Task objective: Scan the data below for the string "Frequency". Show every line where it turns up.

Data provided:
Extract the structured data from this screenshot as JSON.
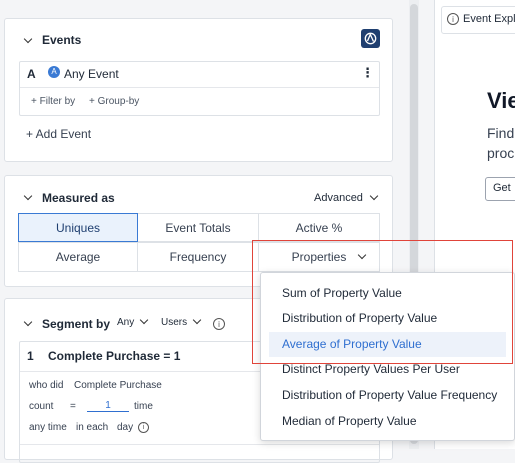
{
  "events": {
    "title": "Events",
    "event_letter": "A",
    "event_name": "Any Event",
    "filter_by": "+ Filter by",
    "group_by": "+ Group-by",
    "add_event": "+ Add Event",
    "more_label": "⋮"
  },
  "measured_as": {
    "title": "Measured as",
    "advanced": "Advanced",
    "options": [
      "Uniques",
      "Event Totals",
      "Active %",
      "Average",
      "Frequency",
      "Properties"
    ],
    "selected": "Uniques"
  },
  "properties_dropdown": {
    "items": [
      "Sum of Property Value",
      "Distribution of Property Value",
      "Average of Property Value",
      "Distinct Property Values Per User",
      "Distribution of Property Value Frequency",
      "Median of Property Value"
    ],
    "highlighted": "Average of Property Value"
  },
  "segment": {
    "title": "Segment by",
    "any": "Any",
    "users": "Users",
    "number": "1",
    "name": "Complete Purchase = 1",
    "who_did": "who did",
    "event": "Complete Purchase",
    "count_label": "count",
    "operator": "=",
    "count_value": "1",
    "time_label": "time",
    "any_time": "any time",
    "in_each": "in each",
    "day": "day",
    "info": "i"
  },
  "right_panel": {
    "tab": "Event Expl",
    "heading": "Vie",
    "text_line1": "Find",
    "text_line2": "proc",
    "button": "Get"
  },
  "colors": {
    "accent": "#2f6fd0",
    "highlight_border": "#e0443a",
    "selected_bg": "#eaf2fc"
  }
}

Output below:
      "Frequency",
      "Distribution of Property Value Frequency",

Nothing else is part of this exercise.